# THE DATA

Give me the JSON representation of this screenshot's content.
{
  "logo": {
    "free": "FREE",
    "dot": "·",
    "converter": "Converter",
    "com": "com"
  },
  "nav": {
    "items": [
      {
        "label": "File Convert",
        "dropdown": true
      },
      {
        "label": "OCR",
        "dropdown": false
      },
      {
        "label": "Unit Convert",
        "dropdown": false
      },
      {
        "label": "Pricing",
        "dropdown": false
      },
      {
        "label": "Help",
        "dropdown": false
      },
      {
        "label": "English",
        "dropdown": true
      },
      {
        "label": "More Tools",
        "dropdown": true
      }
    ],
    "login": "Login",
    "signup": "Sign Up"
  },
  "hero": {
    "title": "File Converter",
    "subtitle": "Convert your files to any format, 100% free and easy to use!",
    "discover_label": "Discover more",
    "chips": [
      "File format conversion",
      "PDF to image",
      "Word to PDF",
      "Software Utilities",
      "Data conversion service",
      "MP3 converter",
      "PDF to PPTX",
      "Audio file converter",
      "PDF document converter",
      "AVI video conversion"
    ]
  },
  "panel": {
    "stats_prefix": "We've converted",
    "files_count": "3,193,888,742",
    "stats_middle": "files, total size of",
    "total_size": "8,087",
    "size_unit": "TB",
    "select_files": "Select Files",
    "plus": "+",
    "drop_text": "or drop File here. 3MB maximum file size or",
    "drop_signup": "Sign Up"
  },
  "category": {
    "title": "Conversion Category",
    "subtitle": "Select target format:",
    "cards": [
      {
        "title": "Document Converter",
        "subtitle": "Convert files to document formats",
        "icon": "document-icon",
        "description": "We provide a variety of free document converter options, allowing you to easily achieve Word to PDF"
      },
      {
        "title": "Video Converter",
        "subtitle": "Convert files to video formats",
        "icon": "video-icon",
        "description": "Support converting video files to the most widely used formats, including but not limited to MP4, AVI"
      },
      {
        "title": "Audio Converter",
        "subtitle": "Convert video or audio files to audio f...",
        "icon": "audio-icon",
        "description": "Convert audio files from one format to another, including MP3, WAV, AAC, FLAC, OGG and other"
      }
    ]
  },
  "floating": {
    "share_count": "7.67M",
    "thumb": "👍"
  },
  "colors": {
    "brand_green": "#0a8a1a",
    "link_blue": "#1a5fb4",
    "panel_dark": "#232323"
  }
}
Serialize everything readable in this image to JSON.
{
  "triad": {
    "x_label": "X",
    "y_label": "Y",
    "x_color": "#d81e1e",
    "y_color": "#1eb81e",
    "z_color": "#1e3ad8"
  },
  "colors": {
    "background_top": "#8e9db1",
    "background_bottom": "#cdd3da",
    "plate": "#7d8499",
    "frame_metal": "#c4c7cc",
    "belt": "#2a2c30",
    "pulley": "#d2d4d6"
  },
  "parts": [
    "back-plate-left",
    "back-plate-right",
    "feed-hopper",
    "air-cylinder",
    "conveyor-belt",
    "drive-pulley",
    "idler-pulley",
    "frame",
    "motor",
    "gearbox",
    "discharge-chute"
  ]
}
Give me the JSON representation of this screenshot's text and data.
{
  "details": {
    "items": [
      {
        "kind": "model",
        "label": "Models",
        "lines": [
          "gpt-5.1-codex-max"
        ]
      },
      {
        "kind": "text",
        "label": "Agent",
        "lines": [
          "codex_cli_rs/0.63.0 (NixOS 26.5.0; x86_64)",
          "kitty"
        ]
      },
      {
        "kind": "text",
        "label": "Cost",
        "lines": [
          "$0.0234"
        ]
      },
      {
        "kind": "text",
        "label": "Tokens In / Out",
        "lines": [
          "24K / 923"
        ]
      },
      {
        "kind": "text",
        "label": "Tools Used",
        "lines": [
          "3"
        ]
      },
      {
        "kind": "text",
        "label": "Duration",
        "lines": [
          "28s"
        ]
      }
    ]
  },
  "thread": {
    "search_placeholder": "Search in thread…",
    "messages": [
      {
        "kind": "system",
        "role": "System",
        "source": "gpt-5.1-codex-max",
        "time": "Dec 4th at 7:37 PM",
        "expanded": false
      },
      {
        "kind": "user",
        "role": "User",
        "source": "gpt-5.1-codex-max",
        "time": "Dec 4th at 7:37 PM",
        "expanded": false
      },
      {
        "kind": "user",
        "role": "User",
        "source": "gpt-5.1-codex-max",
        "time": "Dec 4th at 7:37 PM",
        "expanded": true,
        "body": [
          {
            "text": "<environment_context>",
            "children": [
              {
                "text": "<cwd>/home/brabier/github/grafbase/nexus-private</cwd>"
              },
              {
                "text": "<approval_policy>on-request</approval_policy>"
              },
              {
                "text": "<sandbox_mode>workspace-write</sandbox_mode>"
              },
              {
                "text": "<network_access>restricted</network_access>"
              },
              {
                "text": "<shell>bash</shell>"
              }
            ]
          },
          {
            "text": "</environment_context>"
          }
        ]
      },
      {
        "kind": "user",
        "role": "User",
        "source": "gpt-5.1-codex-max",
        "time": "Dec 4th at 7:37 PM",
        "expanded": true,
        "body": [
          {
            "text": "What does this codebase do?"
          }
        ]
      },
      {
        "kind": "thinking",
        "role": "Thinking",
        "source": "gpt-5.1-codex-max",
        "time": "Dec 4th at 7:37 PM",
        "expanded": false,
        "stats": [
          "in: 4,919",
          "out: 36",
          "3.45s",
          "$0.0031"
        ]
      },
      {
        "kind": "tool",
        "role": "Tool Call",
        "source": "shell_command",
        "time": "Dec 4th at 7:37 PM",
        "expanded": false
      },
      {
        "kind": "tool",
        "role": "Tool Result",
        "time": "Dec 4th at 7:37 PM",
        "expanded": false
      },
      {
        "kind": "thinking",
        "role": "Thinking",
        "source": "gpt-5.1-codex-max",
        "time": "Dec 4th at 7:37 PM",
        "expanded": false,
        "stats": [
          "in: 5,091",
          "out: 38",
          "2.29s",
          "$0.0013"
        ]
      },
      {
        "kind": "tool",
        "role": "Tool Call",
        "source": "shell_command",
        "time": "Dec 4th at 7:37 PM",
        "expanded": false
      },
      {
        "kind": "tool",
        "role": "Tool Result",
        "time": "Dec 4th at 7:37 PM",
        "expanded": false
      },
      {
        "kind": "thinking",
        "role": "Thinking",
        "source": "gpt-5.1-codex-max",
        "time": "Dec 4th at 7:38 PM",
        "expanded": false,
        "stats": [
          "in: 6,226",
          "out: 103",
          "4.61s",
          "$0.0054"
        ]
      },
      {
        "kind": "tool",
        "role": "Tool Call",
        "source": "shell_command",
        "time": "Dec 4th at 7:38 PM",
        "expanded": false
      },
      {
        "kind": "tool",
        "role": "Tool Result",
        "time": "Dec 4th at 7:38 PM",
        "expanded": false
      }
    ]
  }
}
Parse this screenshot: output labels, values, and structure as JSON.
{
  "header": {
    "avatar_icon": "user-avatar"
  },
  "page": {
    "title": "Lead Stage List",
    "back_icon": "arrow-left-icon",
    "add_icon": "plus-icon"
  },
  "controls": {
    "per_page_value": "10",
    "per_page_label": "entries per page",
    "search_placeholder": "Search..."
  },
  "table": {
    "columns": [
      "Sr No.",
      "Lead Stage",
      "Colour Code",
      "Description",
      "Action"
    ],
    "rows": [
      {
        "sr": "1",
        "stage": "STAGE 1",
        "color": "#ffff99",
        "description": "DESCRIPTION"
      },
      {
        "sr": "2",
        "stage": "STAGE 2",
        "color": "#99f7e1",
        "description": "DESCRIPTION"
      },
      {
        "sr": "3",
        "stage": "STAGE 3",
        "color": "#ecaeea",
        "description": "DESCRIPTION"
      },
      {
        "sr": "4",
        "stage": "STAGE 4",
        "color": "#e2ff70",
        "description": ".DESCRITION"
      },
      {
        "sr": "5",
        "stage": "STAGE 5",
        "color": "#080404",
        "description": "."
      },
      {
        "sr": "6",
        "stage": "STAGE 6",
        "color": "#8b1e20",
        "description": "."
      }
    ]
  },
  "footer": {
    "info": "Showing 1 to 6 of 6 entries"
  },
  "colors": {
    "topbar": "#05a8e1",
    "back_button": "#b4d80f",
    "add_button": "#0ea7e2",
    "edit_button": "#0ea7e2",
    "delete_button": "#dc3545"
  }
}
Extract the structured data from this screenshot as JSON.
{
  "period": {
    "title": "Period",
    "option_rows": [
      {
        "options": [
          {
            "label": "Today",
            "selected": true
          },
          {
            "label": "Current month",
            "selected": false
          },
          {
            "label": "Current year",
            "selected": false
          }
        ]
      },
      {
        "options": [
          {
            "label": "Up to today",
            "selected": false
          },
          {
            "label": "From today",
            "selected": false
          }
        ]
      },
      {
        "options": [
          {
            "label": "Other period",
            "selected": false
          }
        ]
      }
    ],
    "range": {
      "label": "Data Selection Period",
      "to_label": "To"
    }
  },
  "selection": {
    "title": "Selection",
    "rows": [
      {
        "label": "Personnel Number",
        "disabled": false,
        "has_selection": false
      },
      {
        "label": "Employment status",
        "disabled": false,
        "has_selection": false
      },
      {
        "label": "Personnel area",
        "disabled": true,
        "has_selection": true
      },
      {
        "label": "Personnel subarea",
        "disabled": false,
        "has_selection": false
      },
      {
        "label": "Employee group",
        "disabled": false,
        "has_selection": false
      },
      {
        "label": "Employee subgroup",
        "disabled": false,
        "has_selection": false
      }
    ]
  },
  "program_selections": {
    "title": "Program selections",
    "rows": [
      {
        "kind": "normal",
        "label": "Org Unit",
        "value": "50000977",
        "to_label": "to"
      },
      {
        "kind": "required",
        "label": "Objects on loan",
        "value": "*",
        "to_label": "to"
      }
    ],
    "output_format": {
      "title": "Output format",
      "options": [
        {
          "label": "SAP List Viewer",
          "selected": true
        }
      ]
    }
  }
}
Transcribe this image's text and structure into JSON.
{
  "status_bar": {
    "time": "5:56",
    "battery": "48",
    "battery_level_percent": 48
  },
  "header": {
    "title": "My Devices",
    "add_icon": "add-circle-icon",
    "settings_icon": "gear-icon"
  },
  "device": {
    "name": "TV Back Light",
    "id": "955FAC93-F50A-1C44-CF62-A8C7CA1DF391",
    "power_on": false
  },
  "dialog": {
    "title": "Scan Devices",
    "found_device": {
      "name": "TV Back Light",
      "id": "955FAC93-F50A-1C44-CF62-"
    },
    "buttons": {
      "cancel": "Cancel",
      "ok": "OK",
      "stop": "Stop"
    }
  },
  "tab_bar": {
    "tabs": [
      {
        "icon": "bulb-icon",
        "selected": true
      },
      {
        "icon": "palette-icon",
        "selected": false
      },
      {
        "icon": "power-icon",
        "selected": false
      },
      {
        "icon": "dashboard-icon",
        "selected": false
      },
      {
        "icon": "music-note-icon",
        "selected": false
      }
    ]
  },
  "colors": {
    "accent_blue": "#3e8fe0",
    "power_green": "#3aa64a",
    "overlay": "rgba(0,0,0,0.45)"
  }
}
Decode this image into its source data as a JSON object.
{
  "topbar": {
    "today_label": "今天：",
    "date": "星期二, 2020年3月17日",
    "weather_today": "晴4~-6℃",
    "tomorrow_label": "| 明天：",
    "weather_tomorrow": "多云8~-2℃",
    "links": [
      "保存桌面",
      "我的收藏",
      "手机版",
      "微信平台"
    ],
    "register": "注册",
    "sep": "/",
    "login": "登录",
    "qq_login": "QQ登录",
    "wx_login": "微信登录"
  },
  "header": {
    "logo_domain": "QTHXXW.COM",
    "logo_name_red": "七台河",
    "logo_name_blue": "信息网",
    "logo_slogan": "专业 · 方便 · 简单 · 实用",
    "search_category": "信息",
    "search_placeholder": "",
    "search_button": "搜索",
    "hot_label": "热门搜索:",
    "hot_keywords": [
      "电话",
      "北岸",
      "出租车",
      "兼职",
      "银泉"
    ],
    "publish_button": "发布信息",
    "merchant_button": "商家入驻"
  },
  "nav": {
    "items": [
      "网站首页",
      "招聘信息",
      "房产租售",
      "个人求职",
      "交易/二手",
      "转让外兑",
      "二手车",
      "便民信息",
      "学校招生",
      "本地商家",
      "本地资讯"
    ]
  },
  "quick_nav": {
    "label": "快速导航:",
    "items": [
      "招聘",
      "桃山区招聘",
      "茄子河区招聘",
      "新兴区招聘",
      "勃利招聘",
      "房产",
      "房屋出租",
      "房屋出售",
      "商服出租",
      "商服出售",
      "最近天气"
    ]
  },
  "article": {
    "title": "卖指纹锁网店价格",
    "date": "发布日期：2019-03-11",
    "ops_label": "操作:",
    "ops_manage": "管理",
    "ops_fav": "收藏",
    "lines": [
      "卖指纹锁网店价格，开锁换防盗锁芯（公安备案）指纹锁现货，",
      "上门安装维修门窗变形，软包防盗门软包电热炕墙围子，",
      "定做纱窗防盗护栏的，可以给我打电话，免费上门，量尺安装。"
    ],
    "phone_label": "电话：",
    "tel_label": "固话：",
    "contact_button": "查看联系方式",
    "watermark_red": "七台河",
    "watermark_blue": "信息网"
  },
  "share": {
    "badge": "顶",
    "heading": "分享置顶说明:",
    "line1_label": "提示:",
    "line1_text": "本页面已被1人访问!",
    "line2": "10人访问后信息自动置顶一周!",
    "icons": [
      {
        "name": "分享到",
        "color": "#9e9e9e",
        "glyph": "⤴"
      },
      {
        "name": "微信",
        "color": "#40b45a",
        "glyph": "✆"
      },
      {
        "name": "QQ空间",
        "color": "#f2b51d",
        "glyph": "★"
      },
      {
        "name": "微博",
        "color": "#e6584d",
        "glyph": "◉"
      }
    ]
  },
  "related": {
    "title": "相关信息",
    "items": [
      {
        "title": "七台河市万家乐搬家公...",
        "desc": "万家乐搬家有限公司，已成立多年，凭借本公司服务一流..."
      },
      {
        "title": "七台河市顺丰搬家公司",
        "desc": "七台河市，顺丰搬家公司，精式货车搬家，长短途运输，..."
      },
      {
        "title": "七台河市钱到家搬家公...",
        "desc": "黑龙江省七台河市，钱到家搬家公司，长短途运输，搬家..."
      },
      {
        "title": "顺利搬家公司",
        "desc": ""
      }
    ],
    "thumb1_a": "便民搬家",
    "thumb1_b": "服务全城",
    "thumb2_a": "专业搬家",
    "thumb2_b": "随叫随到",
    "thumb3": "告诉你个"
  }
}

# EXERCISE DETAILS
Work out how many lines of the listing above include the word "into". Report only the number.

# TASK ANSWER
2